__Your goal__
Whenever a line contains the string "National", copy it out of the entries.

__Supplied information__
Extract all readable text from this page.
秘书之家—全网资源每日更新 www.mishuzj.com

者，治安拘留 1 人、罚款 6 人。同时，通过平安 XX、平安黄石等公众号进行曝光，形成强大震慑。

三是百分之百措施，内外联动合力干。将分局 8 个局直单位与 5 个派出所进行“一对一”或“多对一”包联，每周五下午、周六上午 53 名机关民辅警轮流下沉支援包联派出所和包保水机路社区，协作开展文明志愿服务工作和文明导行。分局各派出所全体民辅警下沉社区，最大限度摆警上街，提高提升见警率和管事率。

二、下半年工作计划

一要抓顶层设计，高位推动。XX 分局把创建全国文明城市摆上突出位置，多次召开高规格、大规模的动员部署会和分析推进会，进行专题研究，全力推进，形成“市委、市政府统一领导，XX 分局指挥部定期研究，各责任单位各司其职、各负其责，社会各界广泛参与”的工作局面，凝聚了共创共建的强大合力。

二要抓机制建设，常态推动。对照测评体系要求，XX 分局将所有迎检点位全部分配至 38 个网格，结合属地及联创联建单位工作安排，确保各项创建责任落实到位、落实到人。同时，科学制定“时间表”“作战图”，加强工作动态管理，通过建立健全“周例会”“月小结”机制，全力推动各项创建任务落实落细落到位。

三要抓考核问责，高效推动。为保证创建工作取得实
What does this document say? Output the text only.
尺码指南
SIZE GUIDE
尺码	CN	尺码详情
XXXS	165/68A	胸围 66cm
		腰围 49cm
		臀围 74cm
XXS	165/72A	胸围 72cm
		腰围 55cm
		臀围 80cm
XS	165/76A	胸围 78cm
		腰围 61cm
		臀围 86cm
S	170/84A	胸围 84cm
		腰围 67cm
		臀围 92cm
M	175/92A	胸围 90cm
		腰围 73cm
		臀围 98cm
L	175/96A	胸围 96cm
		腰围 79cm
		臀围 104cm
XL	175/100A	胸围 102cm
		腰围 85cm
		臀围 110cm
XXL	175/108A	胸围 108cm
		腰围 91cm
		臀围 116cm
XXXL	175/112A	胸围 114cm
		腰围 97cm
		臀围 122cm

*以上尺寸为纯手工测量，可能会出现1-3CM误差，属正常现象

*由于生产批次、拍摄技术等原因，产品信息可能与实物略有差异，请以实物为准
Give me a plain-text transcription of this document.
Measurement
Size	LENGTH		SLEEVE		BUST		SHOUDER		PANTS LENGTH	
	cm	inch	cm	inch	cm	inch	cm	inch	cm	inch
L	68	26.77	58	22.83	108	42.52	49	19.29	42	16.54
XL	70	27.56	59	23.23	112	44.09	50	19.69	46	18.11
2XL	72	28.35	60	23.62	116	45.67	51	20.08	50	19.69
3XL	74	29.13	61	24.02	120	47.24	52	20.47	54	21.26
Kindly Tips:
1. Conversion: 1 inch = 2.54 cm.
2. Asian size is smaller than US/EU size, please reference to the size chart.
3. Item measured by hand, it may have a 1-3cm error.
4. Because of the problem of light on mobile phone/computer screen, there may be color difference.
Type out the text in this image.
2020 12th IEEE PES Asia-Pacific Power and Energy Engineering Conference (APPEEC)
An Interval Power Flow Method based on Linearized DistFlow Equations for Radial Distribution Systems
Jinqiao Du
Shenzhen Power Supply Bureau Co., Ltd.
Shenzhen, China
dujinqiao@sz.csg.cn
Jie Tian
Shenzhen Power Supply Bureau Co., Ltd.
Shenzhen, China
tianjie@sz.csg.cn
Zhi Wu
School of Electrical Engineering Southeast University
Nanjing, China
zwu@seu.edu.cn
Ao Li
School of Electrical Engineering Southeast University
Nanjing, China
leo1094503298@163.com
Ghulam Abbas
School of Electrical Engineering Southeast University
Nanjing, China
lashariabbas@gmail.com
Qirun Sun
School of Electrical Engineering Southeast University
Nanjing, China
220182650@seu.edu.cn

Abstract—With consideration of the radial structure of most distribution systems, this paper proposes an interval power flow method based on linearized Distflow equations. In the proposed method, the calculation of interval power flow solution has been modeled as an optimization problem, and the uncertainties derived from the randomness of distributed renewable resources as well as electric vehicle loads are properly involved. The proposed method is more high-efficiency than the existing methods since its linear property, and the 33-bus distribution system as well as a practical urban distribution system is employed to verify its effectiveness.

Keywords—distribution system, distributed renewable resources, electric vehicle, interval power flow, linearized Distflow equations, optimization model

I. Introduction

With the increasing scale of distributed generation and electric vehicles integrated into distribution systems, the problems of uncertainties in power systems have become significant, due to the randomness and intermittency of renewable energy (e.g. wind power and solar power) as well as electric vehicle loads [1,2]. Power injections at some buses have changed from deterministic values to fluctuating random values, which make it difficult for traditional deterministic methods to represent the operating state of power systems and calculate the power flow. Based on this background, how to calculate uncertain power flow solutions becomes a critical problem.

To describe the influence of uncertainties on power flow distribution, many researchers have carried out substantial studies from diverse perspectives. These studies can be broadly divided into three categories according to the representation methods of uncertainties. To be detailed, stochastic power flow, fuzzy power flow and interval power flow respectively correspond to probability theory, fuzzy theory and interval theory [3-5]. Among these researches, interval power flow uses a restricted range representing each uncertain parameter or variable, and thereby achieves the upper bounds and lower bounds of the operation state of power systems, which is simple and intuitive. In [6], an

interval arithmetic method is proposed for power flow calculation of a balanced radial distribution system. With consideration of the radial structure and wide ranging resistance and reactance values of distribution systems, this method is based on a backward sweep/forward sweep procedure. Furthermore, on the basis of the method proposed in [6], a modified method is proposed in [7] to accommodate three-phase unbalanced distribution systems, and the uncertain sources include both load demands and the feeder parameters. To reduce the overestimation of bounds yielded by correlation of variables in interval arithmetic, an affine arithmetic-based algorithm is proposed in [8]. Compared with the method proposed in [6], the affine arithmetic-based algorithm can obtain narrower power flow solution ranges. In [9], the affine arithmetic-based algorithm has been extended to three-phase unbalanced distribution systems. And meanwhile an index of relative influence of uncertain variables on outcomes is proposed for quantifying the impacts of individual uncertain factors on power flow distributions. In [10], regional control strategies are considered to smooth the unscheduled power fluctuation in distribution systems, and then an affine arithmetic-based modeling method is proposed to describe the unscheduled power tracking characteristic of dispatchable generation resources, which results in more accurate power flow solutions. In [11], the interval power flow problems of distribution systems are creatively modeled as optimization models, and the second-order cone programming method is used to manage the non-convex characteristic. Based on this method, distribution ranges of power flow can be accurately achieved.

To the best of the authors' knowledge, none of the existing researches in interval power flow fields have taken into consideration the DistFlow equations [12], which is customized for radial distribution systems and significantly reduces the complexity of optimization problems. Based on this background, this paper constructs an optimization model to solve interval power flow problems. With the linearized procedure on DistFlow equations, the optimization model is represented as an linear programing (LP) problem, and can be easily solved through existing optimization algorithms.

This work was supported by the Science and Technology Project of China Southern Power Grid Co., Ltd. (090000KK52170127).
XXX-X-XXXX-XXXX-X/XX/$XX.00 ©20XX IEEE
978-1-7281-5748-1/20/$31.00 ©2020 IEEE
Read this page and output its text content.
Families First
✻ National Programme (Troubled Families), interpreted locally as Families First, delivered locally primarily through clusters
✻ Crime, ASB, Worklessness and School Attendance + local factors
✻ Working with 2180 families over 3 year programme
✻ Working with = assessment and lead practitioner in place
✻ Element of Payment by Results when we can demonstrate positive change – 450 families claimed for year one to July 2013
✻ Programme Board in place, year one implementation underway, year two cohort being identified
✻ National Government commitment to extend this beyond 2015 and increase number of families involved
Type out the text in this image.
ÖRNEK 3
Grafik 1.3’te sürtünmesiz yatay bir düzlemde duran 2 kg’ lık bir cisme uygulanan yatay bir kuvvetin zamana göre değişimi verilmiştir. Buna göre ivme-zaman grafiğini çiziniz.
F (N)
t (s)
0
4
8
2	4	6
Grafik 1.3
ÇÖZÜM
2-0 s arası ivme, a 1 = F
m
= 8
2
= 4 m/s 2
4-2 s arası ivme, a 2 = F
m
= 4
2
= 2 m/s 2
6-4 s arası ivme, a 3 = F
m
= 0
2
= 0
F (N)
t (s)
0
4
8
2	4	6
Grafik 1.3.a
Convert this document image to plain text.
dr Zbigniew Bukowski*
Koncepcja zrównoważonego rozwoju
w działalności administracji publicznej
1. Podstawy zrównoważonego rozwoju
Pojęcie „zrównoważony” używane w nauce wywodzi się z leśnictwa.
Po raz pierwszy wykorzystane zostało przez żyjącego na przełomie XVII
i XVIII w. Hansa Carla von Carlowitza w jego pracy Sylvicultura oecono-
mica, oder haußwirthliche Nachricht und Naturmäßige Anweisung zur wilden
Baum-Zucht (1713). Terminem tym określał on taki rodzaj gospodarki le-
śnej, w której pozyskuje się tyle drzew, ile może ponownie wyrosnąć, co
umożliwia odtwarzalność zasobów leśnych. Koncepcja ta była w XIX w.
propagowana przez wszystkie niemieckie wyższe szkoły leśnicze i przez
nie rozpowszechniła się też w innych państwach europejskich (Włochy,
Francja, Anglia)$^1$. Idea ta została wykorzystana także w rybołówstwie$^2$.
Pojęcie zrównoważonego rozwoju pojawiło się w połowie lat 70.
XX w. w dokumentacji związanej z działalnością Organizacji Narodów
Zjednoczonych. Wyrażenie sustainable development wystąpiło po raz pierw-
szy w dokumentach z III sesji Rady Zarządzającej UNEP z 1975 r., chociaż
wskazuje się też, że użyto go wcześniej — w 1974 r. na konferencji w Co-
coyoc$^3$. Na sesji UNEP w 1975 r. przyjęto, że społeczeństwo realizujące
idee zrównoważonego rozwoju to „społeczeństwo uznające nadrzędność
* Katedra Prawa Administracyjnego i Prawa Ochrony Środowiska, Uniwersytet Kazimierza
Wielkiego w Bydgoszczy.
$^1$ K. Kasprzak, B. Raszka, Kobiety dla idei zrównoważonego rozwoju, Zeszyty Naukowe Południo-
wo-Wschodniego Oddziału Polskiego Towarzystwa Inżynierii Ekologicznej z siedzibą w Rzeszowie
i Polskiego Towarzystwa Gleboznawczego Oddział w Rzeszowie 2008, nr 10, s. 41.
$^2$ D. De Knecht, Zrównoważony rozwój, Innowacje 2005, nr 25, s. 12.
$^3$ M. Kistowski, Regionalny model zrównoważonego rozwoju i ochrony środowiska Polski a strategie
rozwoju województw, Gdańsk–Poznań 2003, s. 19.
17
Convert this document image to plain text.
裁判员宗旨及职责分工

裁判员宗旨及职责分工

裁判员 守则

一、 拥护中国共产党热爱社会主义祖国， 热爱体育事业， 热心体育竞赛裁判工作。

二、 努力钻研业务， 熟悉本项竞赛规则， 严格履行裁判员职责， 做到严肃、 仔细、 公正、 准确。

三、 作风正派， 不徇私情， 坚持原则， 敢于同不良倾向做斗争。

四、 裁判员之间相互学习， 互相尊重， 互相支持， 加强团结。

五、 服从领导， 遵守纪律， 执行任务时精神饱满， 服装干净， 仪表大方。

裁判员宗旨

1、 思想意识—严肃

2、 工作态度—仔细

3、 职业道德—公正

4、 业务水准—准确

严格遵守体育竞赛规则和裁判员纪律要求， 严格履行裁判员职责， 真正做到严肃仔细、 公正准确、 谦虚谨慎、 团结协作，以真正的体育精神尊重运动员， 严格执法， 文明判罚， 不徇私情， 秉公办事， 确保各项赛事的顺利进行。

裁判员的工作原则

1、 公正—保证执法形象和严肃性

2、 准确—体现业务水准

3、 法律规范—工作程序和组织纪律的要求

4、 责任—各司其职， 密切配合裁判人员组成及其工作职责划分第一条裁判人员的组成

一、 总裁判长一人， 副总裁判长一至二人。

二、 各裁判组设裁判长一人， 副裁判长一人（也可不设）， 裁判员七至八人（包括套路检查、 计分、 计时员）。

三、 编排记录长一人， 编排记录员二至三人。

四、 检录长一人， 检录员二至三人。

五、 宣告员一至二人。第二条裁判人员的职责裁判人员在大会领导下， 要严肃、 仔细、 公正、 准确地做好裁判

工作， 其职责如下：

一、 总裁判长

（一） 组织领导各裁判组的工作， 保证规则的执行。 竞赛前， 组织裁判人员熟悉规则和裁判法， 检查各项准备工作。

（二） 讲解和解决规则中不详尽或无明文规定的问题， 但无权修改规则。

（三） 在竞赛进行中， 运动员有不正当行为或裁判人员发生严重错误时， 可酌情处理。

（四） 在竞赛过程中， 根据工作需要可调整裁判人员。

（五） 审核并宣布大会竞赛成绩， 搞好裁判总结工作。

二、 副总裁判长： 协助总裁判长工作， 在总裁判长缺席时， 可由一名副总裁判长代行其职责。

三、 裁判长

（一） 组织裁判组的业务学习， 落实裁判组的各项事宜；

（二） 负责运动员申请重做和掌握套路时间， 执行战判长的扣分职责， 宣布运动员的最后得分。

__Completed task__
✻ National Programme (Troubled Families), interpreted locally as Families First, delivered locally primarily through clusters
✻ National Government commitment to extend this beyond 2015 and increase number of families involved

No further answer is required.